● REQUIRED TASK:
Transcribe the full listing below exactly.

>> begin EXERCISE DATA

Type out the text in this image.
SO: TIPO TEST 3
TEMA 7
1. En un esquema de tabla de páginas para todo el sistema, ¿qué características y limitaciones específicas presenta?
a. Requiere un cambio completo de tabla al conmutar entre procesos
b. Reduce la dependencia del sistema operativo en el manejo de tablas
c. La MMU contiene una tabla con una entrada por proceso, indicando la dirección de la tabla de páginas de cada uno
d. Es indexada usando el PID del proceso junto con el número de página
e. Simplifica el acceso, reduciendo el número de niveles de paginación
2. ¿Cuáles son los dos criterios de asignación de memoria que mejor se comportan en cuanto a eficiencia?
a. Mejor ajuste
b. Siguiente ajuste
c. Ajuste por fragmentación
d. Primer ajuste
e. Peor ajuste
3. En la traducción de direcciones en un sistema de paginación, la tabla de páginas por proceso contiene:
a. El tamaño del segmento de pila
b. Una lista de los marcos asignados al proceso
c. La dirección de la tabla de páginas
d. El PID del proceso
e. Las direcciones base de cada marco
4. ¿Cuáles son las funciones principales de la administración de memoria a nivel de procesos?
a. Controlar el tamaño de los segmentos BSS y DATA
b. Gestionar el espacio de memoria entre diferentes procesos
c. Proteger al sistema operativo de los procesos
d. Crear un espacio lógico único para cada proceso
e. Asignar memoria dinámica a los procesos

>> end EXERCISE DATA

● SOLUTION BELOW:
Type out the text in this image.
SO: TIPO TEST 3
TEMA 7
1. En un esquema de tabla de páginas para todo el sistema, ¿qué características y limitaciones específicas presenta?
a. Requiere un cambio completo de tabla al conmutar entre procesos
b. Reduce la dependencia del sistema operativo en el manejo de tablas
c. La MMU contiene una tabla con una entrada por proceso, indicando la dirección de la tabla de páginas de cada uno
d. Es indexada usando el PID del proceso junto con el número de página
e. Simplifica el acceso, reduciendo el número de niveles de paginación
2. ¿Cuáles son los dos criterios de asignación de memoria que mejor se comportan en cuanto a eficiencia?
a. Mejor ajuste
b. Siguiente ajuste
c. Ajuste por fragmentación
d. Primer ajuste
e. Peor ajuste
3. En la traducción de direcciones en un sistema de paginación, la tabla de páginas por proceso contiene:
a. El tamaño del segmento de pila
b. Una lista de los marcos asignados al proceso
c. La dirección de la tabla de páginas
d. El PID del proceso
e. Las direcciones base de cada marco
4. ¿Cuáles son las funciones principales de la administración de memoria a nivel de procesos?
a. Controlar el tamaño de los segmentos BSS y DATA
b. Gestionar el espacio de memoria entre diferentes procesos
c. Proteger al sistema operativo de los procesos
d. Crear un espacio lógico único para cada proceso
e. Asignar memoria dinámica a los procesos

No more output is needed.